■ PROBLEM DETAILS ■
Can you reproduce the data beneath, keeping every line exact?

* begin TASK INPUT *

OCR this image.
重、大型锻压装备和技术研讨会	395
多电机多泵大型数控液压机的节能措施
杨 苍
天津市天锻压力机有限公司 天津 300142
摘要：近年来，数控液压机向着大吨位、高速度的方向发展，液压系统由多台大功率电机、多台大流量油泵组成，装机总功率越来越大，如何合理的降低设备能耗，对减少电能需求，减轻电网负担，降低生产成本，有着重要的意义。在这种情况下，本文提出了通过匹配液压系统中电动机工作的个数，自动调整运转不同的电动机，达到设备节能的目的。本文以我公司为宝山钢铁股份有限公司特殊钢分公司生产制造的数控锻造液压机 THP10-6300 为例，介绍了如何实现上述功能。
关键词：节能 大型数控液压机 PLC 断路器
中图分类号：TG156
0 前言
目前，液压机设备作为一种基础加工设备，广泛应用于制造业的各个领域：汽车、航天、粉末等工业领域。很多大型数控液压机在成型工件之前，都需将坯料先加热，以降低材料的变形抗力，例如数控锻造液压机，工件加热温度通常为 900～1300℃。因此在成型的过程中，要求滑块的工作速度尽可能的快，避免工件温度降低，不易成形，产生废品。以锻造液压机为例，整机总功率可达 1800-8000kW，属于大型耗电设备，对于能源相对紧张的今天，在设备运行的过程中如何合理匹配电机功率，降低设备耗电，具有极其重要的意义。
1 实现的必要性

* end TASK INPUT *

■ ANSWER BELOW ■
OCR this image.
重、大型锻压装备和技术研讨会	395
多电机多泵大型数控液压机的节能措施
杨 苍
天津市天锻压力机有限公司 天津 300142
摘要：近年来，数控液压机向着大吨位、高速度的方向发展，液压系统由多台大功率电机、多台大流量油泵组成，装机总功率越来越大，如何合理的降低设备能耗，对减少电能需求，减轻电网负担，降低生产成本，有着重要的意义。在这种情况下，本文提出了通过匹配液压系统中电动机工作的个数，自动调整运转不同的电动机，达到设备节能的目的。本文以我公司为宝山钢铁股份有限公司特殊钢分公司生产制造的数控锻造液压机 THP10-6300 为例，介绍了如何实现上述功能。
关键词：节能 大型数控液压机 PLC 断路器
中图分类号：TG156
0 前言
目前，液压机设备作为一种基础加工设备，广泛应用于制造业的各个领域：汽车、航天、粉末等工业领域。很多大型数控液压机在成型工件之前，都需将坯料先加热，以降低材料的变形抗力，例如数控锻造液压机，工件加热温度通常为 900～1300℃。因此在成型的过程中，要求滑块的工作速度尽可能的快，避免工件温度降低，不易成形，产生废品。以锻造液压机为例，整机总功率可达 1800-8000kW，属于大型耗电设备，对于能源相对紧张的今天，在设备运行的过程中如何合理匹配电机功率，降低设备耗电，具有极其重要的意义。
1 实现的必要性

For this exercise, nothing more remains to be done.